----- Data provided

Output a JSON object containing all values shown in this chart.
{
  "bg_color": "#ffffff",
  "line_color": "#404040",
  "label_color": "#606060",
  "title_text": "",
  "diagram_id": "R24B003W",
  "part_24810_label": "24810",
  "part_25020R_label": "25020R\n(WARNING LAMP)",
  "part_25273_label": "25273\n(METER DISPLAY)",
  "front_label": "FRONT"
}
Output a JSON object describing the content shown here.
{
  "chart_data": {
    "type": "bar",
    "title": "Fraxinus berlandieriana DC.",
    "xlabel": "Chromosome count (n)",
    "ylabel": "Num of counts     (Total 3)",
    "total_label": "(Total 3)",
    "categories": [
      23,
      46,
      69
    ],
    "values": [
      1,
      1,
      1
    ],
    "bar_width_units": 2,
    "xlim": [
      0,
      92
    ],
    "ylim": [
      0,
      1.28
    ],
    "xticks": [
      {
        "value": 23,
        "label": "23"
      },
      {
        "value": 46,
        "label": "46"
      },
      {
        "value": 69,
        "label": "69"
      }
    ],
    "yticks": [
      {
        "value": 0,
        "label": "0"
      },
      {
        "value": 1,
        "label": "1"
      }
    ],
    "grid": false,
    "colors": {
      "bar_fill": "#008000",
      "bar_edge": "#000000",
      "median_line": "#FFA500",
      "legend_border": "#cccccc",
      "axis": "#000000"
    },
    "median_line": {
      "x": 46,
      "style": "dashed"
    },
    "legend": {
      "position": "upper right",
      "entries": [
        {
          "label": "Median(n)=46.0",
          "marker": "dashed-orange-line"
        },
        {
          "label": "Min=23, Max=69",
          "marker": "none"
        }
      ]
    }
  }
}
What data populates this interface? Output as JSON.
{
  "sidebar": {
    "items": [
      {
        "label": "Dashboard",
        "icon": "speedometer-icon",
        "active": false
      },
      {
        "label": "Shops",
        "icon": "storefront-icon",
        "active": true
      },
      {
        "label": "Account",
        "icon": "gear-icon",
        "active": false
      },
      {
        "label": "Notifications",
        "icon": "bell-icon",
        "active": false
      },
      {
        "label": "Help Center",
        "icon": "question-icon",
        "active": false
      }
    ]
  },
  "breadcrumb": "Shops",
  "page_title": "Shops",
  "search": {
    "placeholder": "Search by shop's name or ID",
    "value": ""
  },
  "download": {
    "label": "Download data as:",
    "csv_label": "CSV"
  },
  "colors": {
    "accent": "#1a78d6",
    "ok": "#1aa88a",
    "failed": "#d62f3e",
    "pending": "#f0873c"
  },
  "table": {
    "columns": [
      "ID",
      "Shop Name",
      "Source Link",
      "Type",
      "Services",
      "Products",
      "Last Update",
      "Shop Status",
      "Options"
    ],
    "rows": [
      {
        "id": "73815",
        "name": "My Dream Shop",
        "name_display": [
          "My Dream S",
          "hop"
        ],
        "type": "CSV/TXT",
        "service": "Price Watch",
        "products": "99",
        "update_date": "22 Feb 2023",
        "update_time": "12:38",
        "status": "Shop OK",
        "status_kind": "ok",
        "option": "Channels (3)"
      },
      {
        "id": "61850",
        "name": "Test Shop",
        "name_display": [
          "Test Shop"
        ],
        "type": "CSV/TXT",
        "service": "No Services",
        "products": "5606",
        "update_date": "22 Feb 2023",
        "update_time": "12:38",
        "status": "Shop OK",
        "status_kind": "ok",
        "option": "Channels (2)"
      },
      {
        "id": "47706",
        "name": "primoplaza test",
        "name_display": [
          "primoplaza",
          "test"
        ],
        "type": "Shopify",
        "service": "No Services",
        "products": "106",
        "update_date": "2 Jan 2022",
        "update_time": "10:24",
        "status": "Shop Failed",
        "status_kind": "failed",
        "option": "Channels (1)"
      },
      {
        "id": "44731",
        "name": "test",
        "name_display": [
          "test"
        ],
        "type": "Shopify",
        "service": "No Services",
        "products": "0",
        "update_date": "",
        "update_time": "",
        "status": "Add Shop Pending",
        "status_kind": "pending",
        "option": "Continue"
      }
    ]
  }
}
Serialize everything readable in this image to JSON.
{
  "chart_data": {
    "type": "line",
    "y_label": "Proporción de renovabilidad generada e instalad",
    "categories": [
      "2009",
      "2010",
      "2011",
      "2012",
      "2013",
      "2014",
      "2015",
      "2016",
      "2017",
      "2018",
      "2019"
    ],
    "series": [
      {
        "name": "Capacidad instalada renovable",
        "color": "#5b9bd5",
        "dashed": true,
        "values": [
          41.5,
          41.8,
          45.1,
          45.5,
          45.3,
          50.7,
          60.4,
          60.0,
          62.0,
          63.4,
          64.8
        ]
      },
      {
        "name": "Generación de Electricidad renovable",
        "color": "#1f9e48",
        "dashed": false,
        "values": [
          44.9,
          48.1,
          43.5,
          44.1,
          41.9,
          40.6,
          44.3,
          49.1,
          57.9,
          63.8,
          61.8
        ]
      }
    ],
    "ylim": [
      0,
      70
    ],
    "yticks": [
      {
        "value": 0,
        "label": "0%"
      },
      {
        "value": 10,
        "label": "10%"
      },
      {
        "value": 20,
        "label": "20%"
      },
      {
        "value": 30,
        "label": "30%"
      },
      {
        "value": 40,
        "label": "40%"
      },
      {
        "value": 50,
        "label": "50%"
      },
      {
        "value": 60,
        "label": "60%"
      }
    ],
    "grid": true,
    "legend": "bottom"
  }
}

----------

Repeat the material word for word, in full.

Output a JSON object containing all values shown in this chart.
{
  "bg_color": "#ffffff",
  "line_color": "#404040",
  "label_color": "#606060",
  "title_text": "",
  "diagram_id": "R24B003W",
  "part_24810_label": "24810",
  "part_25020R_label": "25020R\n(WARNING LAMP)",
  "part_25273_label": "25273\n(METER DISPLAY)",
  "front_label": "FRONT"
}
Output a JSON object describing the content shown here.
{
  "chart_data": {
    "type": "bar",
    "title": "Fraxinus berlandieriana DC.",
    "xlabel": "Chromosome count (n)",
    "ylabel": "Num of counts     (Total 3)",
    "total_label": "(Total 3)",
    "categories": [
      23,
      46,
      69
    ],
    "values": [
      1,
      1,
      1
    ],
    "bar_width_units": 2,
    "xlim": [
      0,
      92
    ],
    "ylim": [
      0,
      1.28
    ],
    "xticks": [
      {
        "value": 23,
        "label": "23"
      },
      {
        "value": 46,
        "label": "46"
      },
      {
        "value": 69,
        "label": "69"
      }
    ],
    "yticks": [
      {
        "value": 0,
        "label": "0"
      },
      {
        "value": 1,
        "label": "1"
      }
    ],
    "grid": false,
    "colors": {
      "bar_fill": "#008000",
      "bar_edge": "#000000",
      "median_line": "#FFA500",
      "legend_border": "#cccccc",
      "axis": "#000000"
    },
    "median_line": {
      "x": 46,
      "style": "dashed"
    },
    "legend": {
      "position": "upper right",
      "entries": [
        {
          "label": "Median(n)=46.0",
          "marker": "dashed-orange-line"
        },
        {
          "label": "Min=23, Max=69",
          "marker": "none"
        }
      ]
    }
  }
}
What data populates this interface? Output as JSON.
{
  "sidebar": {
    "items": [
      {
        "label": "Dashboard",
        "icon": "speedometer-icon",
        "active": false
      },
      {
        "label": "Shops",
        "icon": "storefront-icon",
        "active": true
      },
      {
        "label": "Account",
        "icon": "gear-icon",
        "active": false
      },
      {
        "label": "Notifications",
        "icon": "bell-icon",
        "active": false
      },
      {
        "label": "Help Center",
        "icon": "question-icon",
        "active": false
      }
    ]
  },
  "breadcrumb": "Shops",
  "page_title": "Shops",
  "search": {
    "placeholder": "Search by shop's name or ID",
    "value": ""
  },
  "download": {
    "label": "Download data as:",
    "csv_label": "CSV"
  },
  "colors": {
    "accent": "#1a78d6",
    "ok": "#1aa88a",
    "failed": "#d62f3e",
    "pending": "#f0873c"
  },
  "table": {
    "columns": [
      "ID",
      "Shop Name",
      "Source Link",
      "Type",
      "Services",
      "Products",
      "Last Update",
      "Shop Status",
      "Options"
    ],
    "rows": [
      {
        "id": "73815",
        "name": "My Dream Shop",
        "name_display": [
          "My Dream S",
          "hop"
        ],
        "type": "CSV/TXT",
        "service": "Price Watch",
        "products": "99",
        "update_date": "22 Feb 2023",
        "update_time": "12:38",
        "status": "Shop OK",
        "status_kind": "ok",
        "option": "Channels (3)"
      },
      {
        "id": "61850",
        "name": "Test Shop",
        "name_display": [
          "Test Shop"
        ],
        "type": "CSV/TXT",
        "service": "No Services",
        "products": "5606",
        "update_date": "22 Feb 2023",
        "update_time": "12:38",
        "status": "Shop OK",
        "status_kind": "ok",
        "option": "Channels (2)"
      },
      {
        "id": "47706",
        "name": "primoplaza test",
        "name_display": [
          "primoplaza",
          "test"
        ],
        "type": "Shopify",
        "service": "No Services",
        "products": "106",
        "update_date": "2 Jan 2022",
        "update_time": "10:24",
        "status": "Shop Failed",
        "status_kind": "failed",
        "option": "Channels (1)"
      },
      {
        "id": "44731",
        "name": "test",
        "name_display": [
          "test"
        ],
        "type": "Shopify",
        "service": "No Services",
        "products": "0",
        "update_date": "",
        "update_time": "",
        "status": "Add Shop Pending",
        "status_kind": "pending",
        "option": "Continue"
      }
    ]
  }
}
Serialize everything readable in this image to JSON.
{
  "chart_data": {
    "type": "line",
    "y_label": "Proporción de renovabilidad generada e instalad",
    "categories": [
      "2009",
      "2010",
      "2011",
      "2012",
      "2013",
      "2014",
      "2015",
      "2016",
      "2017",
      "2018",
      "2019"
    ],
    "series": [
      {
        "name": "Capacidad instalada renovable",
        "color": "#5b9bd5",
        "dashed": true,
        "values": [
          41.5,
          41.8,
          45.1,
          45.5,
          45.3,
          50.7,
          60.4,
          60.0,
          62.0,
          63.4,
          64.8
        ]
      },
      {
        "name": "Generación de Electricidad renovable",
        "color": "#1f9e48",
        "dashed": false,
        "values": [
          44.9,
          48.1,
          43.5,
          44.1,
          41.9,
          40.6,
          44.3,
          49.1,
          57.9,
          63.8,
          61.8
        ]
      }
    ],
    "ylim": [
      0,
      70
    ],
    "yticks": [
      {
        "value": 0,
        "label": "0%"
      },
      {
        "value": 10,
        "label": "10%"
      },
      {
        "value": 20,
        "label": "20%"
      },
      {
        "value": 30,
        "label": "30%"
      },
      {
        "value": 40,
        "label": "40%"
      },
      {
        "value": 50,
        "label": "50%"
      },
      {
        "value": 60,
        "label": "60%"
      }
    ],
    "grid": true,
    "legend": "bottom"
  }
}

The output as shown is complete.